Repeat every entry word for word, but leave the images out of your copy.

Dataset items:

┄┄┄┄┄┄

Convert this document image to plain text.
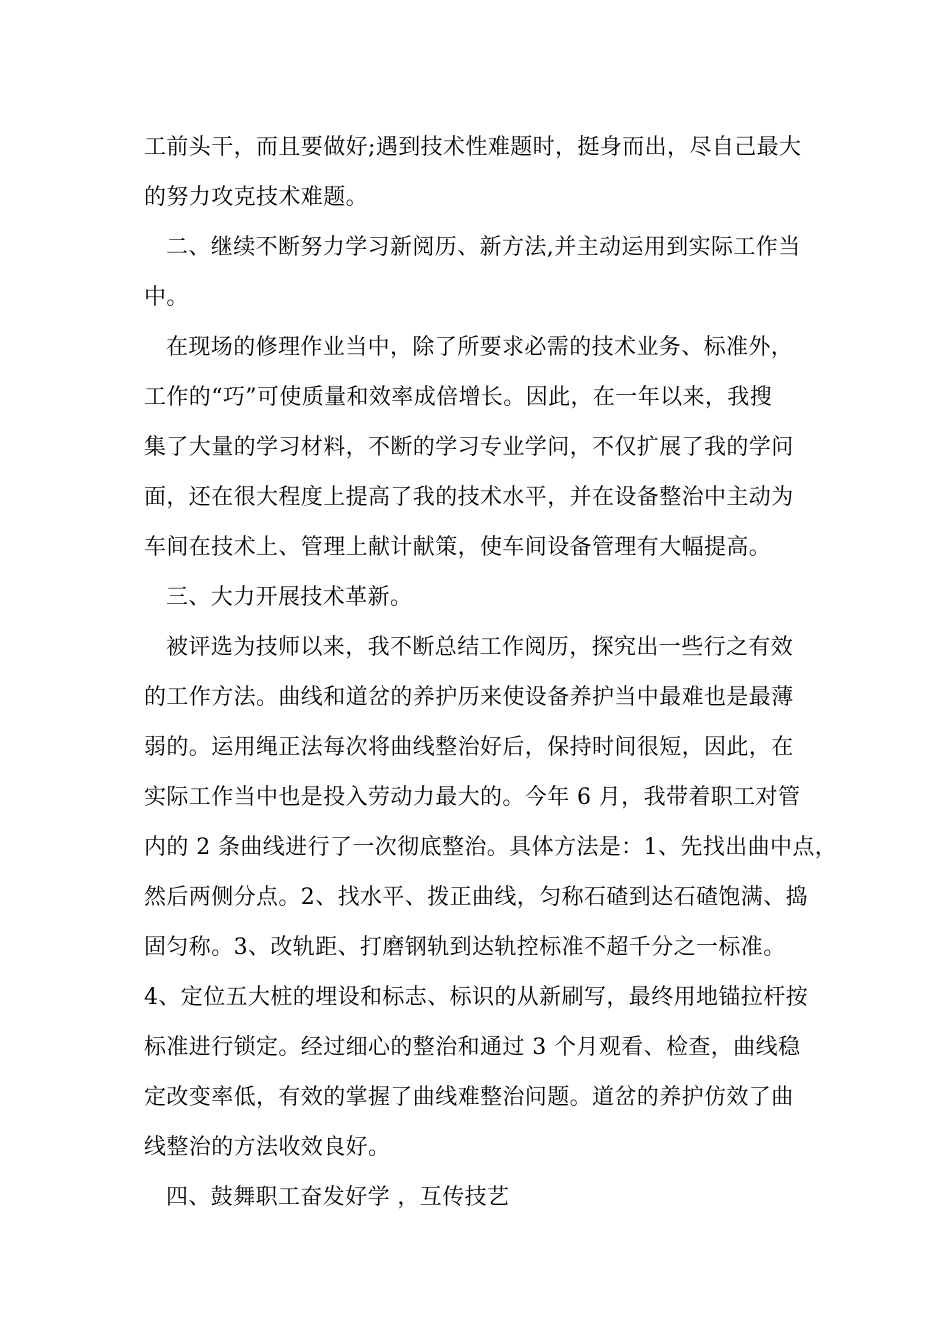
工前头干，而且要做好;遇到技术性难题时，挺身而出，尽自己最大
的努力攻克技术难题。
二、继续不断努力学习新阅历、新方法,并主动运用到实际工作当
中。
在现场的修理作业当中，除了所要求必需的技术业务、标准外，
工作的“巧”可使质量和效率成倍增长。因此，在一年以来，我搜
集了大量的学习材料，不断的学习专业学问，不仅扩展了我的学问
面，还在很大程度上提高了我的技术水平，并在设备整治中主动为
车间在技术上、管理上献计献策，使车间设备管理有大幅提高。
三、大力开展技术革新。
被评选为技师以来，我不断总结工作阅历，探究出一些行之有效
的工作方法。曲线和道岔的养护历来使设备养护当中最难也是最薄
弱的。运用绳正法每次将曲线整治好后，保持时间很短，因此，在
实际工作当中也是投入劳动力最大的。今年 6 月，我带着职工对管
内的 2 条曲线进行了一次彻底整治。具体方法是：1、先找出曲中点，
然后两侧分点。2、找水平、拨正曲线，匀称石碴到达石碴饱满、捣
固匀称。3、改轨距、打磨钢轨到达轨控标准不超千分之一标准。
4、定位五大桩的埋设和标志、标识的从新刷写，最终用地锚拉杆按
标准进行锁定。经过细心的整治和通过 3 个月观看、检查，曲线稳
定改变率低，有效的掌握了曲线难整治问题。道岔的养护仿效了曲
线整治的方法收效良好。
四、鼓舞职工奋发好学 ，互传技艺
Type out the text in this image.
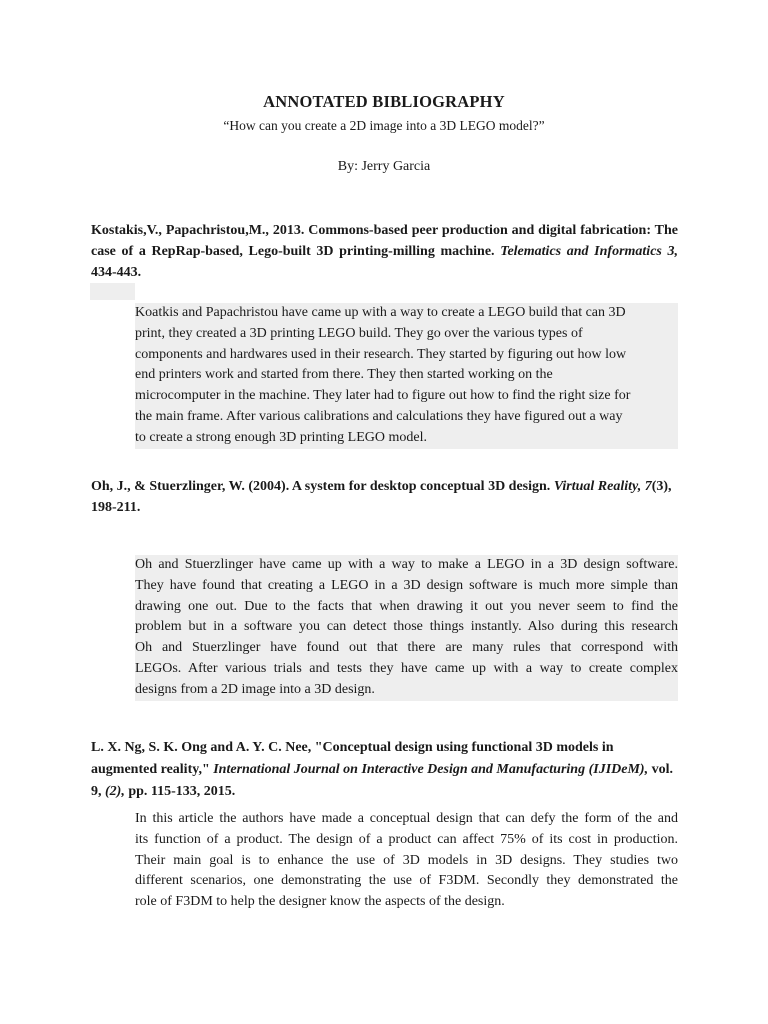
ANNOTATED BIBLIOGRAPHY
“How can you create a 2D image into a 3D LEGO model?”
By: Jerry Garcia
Kostakis,V., Papachristou,M., 2013. Commons-based peer production and digital fabrication: The case of a RepRap-based, Lego-built 3D printing-milling machine. Telematics and Informatics 3, 434-443.
Koatkis and Papachristou have came up with a way to create a LEGO build that can 3D
print, they created a 3D printing LEGO build. They go over the various types of
components and hardwares used in their research. They started by figuring out how low
end printers work and started from there. They then started working on the
microcomputer in the machine. They later had to figure out how to find the right size for
the main frame. After various calibrations and calculations they have figured out a way
to create a strong enough 3D printing LEGO model.
Oh, J., & Stuerzlinger, W. (2004). A system for desktop conceptual 3D design. Virtual Reality, 7(3), 198-211.
Oh and Stuerzlinger have came up with a way to make a LEGO in a 3D design software.
They have found that creating a LEGO in a 3D design software is much more simple than
drawing one out. Due to the facts that when drawing it out you never seem to find the
problem but in a software you can detect those things instantly. Also during this research
Oh and Stuerzlinger have found out that there are many rules that correspond with
LEGOs. After various trials and tests they have came up with a way to create complex
designs from a 2D image into a 3D design.
L. X. Ng, S. K. Ong and A. Y. C. Nee, "Conceptual design using functional 3D models in augmented reality," International Journal on Interactive Design and Manufacturing (IJIDeM), vol. 9, (2), pp. 115-133, 2015.
In this article the authors have made a conceptual design that can defy the form of the and
its function of a product. The design of a product can affect 75% of its cost in production.
Their main goal is to enhance the use of 3D models in 3D designs. They studies two
different scenarios, one demonstrating the use of F3DM. Secondly they demonstrated the
role of F3DM to help the designer know the aspects of the design.
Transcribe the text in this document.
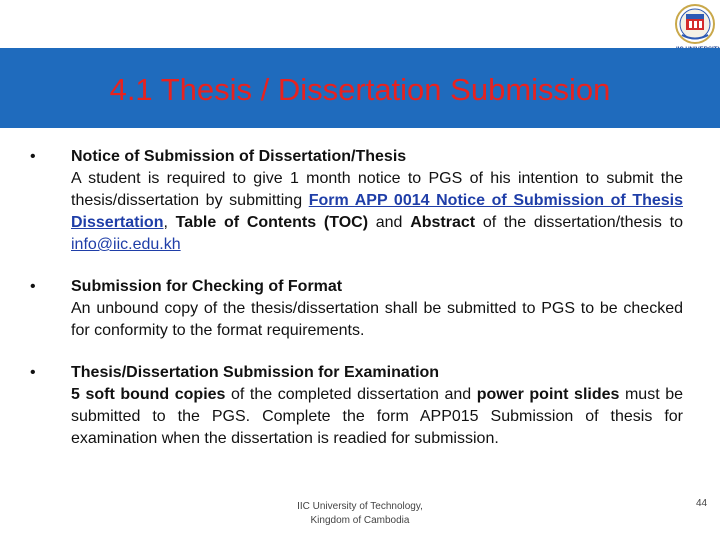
4.1 Thesis / Dissertation Submission
• Notice of Submission of Dissertation/Thesis

A student is required to give 1 month notice to PGS of his intention to submit the thesis/dissertation by submitting Form APP 0014 Notice of Submission of Thesis Dissertation, Table of Contents (TOC) and Abstract of the dissertation/thesis to info@iic.edu.kh

• Submission for Checking of Format

An unbound copy of the thesis/dissertation shall be submitted to PGS to be checked for conformity to the format requirements.

• Thesis/Dissertation Submission for Examination

5 soft bound copies of the completed dissertation and power point slides must be submitted to the PGS. Complete the form APP015 Submission of thesis for examination when the dissertation is readied for submission.

IIC University of Technology,
Kingdom of Cambodia
44
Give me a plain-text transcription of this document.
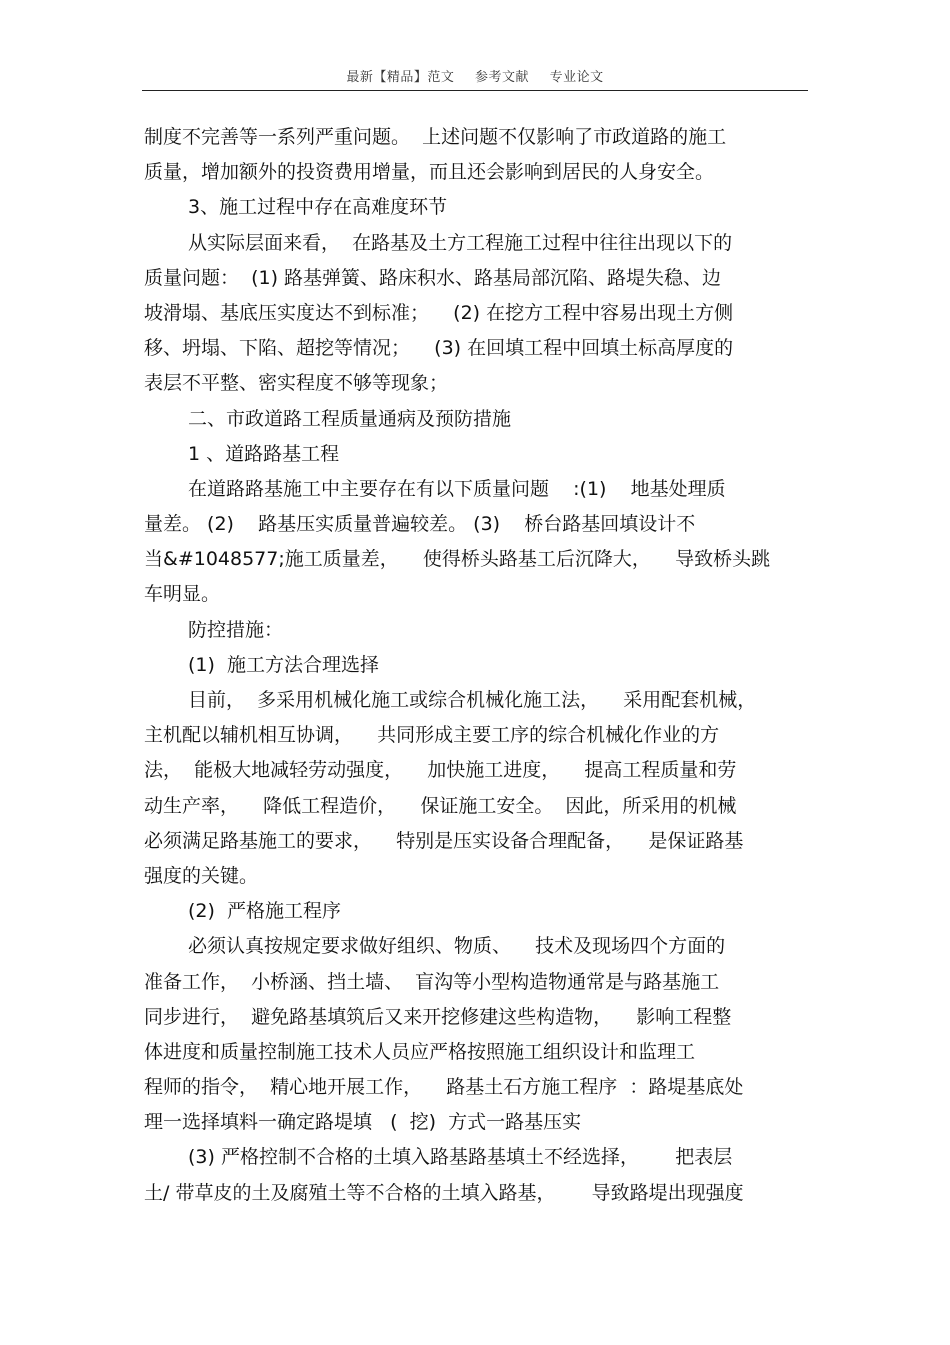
最新【精品】范文 参考文献 专业论文
制度不完善等一系列严重问题。  上述问题不仅影响了市政道路的施工
质量，增加额外的投资费用增量，而且还会影响到居民的人身安全。
3、施工过程中存在高难度环节
从实际层面来看，  在路基及土方工程施工过程中往往出现以下的
质量问题：  (1) 路基弹簧、路床积水、路基局部沉陷、路堤失稳、边
坡滑塌、基底压实度达不到标准；    (2) 在挖方工程中容易出现土方侧
移、坍塌、下陷、超挖等情况；    (3) 在回填工程中回填土标高厚度的
表层不平整、密实程度不够等现象；
二、市政道路工程质量通病及预防措施
1 、道路路基工程
在道路路基施工中主要存在有以下质量问题    :(1)    地基处理质
量差。 (2)    路基压实质量普遍较差。 (3)    桥台路基回填设计不
当&#1048577;施工质量差，    使得桥头路基工后沉降大，    导致桥头跳
车明显。
防控措施：
(1)  施工方法合理选择
目前，  多采用机械化施工或综合机械化施工法，    采用配套机械，
主机配以辅机相互协调，    共同形成主要工序的综合机械化作业的方
法，  能极大地减轻劳动强度，    加快施工进度，    提高工程质量和劳
动生产率，    降低工程造价，    保证施工安全。  因此，所采用的机械
必须满足路基施工的要求，    特别是压实设备合理配备，    是保证路基
强度的关键。
(2)  严格施工程序
必须认真按规定要求做好组织、物质、    技术及现场四个方面的
准备工作，  小桥涵、挡土墙、  盲沟等小型构造物通常是与路基施工
同步进行，  避免路基填筑后又来开挖修建这些构造物，    影响工程整
体进度和质量控制施工技术人员应严格按照施工组织设计和监理工
程师的指令，  精心地开展工作，    路基土石方施工程序  ：路堤基底处
理一选择填料一确定路堤填   (  挖)  方式一路基压实
(3) 严格控制不合格的土填入路基路基填土不经选择，      把表层
土/ 带草皮的土及腐殖土等不合格的土填入路基，      导致路堤出现强度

┄┄┄┄┄┄

Output for this exercise:
Convert this document image to plain text.
工前头干，而且要做好;遇到技术性难题时，挺身而出，尽自己最大
的努力攻克技术难题。
二、继续不断努力学习新阅历、新方法,并主动运用到实际工作当
中。
在现场的修理作业当中，除了所要求必需的技术业务、标准外，
工作的“巧”可使质量和效率成倍增长。因此，在一年以来，我搜
集了大量的学习材料，不断的学习专业学问，不仅扩展了我的学问
面，还在很大程度上提高了我的技术水平，并在设备整治中主动为
车间在技术上、管理上献计献策，使车间设备管理有大幅提高。
三、大力开展技术革新。
被评选为技师以来，我不断总结工作阅历，探究出一些行之有效
的工作方法。曲线和道岔的养护历来使设备养护当中最难也是最薄
弱的。运用绳正法每次将曲线整治好后，保持时间很短，因此，在
实际工作当中也是投入劳动力最大的。今年 6 月，我带着职工对管
内的 2 条曲线进行了一次彻底整治。具体方法是：1、先找出曲中点，
然后两侧分点。2、找水平、拨正曲线，匀称石碴到达石碴饱满、捣
固匀称。3、改轨距、打磨钢轨到达轨控标准不超千分之一标准。
4、定位五大桩的埋设和标志、标识的从新刷写，最终用地锚拉杆按
标准进行锁定。经过细心的整治和通过 3 个月观看、检查，曲线稳
定改变率低，有效的掌握了曲线难整治问题。道岔的养护仿效了曲
线整治的方法收效良好。
四、鼓舞职工奋发好学 ，互传技艺
Type out the text in this image.
ANNOTATED BIBLIOGRAPHY
“How can you create a 2D image into a 3D LEGO model?”
By: Jerry Garcia
Kostakis,V., Papachristou,M., 2013. Commons-based peer production and digital fabrication: The case of a RepRap-based, Lego-built 3D printing-milling machine. Telematics and Informatics 3, 434-443.
Koatkis and Papachristou have came up with a way to create a LEGO build that can 3D
print, they created a 3D printing LEGO build. They go over the various types of
components and hardwares used in their research. They started by figuring out how low
end printers work and started from there. They then started working on the
microcomputer in the machine. They later had to figure out how to find the right size for
the main frame. After various calibrations and calculations they have figured out a way
to create a strong enough 3D printing LEGO model.
Oh, J., & Stuerzlinger, W. (2004). A system for desktop conceptual 3D design. Virtual Reality, 7(3), 198-211.
Oh and Stuerzlinger have came up with a way to make a LEGO in a 3D design software.
They have found that creating a LEGO in a 3D design software is much more simple than
drawing one out. Due to the facts that when drawing it out you never seem to find the
problem but in a software you can detect those things instantly. Also during this research
Oh and Stuerzlinger have found out that there are many rules that correspond with
LEGOs. After various trials and tests they have came up with a way to create complex
designs from a 2D image into a 3D design.
L. X. Ng, S. K. Ong and A. Y. C. Nee, "Conceptual design using functional 3D models in augmented reality," International Journal on Interactive Design and Manufacturing (IJIDeM), vol. 9, (2), pp. 115-133, 2015.
In this article the authors have made a conceptual design that can defy the form of the and
its function of a product. The design of a product can affect 75% of its cost in production.
Their main goal is to enhance the use of 3D models in 3D designs. They studies two
different scenarios, one demonstrating the use of F3DM. Secondly they demonstrated the
role of F3DM to help the designer know the aspects of the design.
Transcribe the text in this document.
4.1 Thesis / Dissertation Submission
• Notice of Submission of Dissertation/Thesis

A student is required to give 1 month notice to PGS of his intention to submit the thesis/dissertation by submitting Form APP 0014 Notice of Submission of Thesis Dissertation, Table of Contents (TOC) and Abstract of the dissertation/thesis to info@iic.edu.kh

• Submission for Checking of Format

An unbound copy of the thesis/dissertation shall be submitted to PGS to be checked for conformity to the format requirements.

• Thesis/Dissertation Submission for Examination

5 soft bound copies of the completed dissertation and power point slides must be submitted to the PGS. Complete the form APP015 Submission of thesis for examination when the dissertation is readied for submission.

IIC University of Technology,
Kingdom of Cambodia
44
Give me a plain-text transcription of this document.
最新【精品】范文 参考文献 专业论文
制度不完善等一系列严重问题。  上述问题不仅影响了市政道路的施工
质量，增加额外的投资费用增量，而且还会影响到居民的人身安全。
3、施工过程中存在高难度环节
从实际层面来看，  在路基及土方工程施工过程中往往出现以下的
质量问题：  (1) 路基弹簧、路床积水、路基局部沉陷、路堤失稳、边
坡滑塌、基底压实度达不到标准；    (2) 在挖方工程中容易出现土方侧
移、坍塌、下陷、超挖等情况；    (3) 在回填工程中回填土标高厚度的
表层不平整、密实程度不够等现象；
二、市政道路工程质量通病及预防措施
1 、道路路基工程
在道路路基施工中主要存在有以下质量问题    :(1)    地基处理质
量差。 (2)    路基压实质量普遍较差。 (3)    桥台路基回填设计不
当&#1048577;施工质量差，    使得桥头路基工后沉降大，    导致桥头跳
车明显。
防控措施：
(1)  施工方法合理选择
目前，  多采用机械化施工或综合机械化施工法，    采用配套机械，
主机配以辅机相互协调，    共同形成主要工序的综合机械化作业的方
法，  能极大地减轻劳动强度，    加快施工进度，    提高工程质量和劳
动生产率，    降低工程造价，    保证施工安全。  因此，所采用的机械
必须满足路基施工的要求，    特别是压实设备合理配备，    是保证路基
强度的关键。
(2)  严格施工程序
必须认真按规定要求做好组织、物质、    技术及现场四个方面的
准备工作，  小桥涵、挡土墙、  盲沟等小型构造物通常是与路基施工
同步进行，  避免路基填筑后又来开挖修建这些构造物，    影响工程整
体进度和质量控制施工技术人员应严格按照施工组织设计和监理工
程师的指令，  精心地开展工作，    路基土石方施工程序  ：路堤基底处
理一选择填料一确定路堤填   (  挖)  方式一路基压实
(3) 严格控制不合格的土填入路基路基填土不经选择，      把表层
土/ 带草皮的土及腐殖土等不合格的土填入路基，      导致路堤出现强度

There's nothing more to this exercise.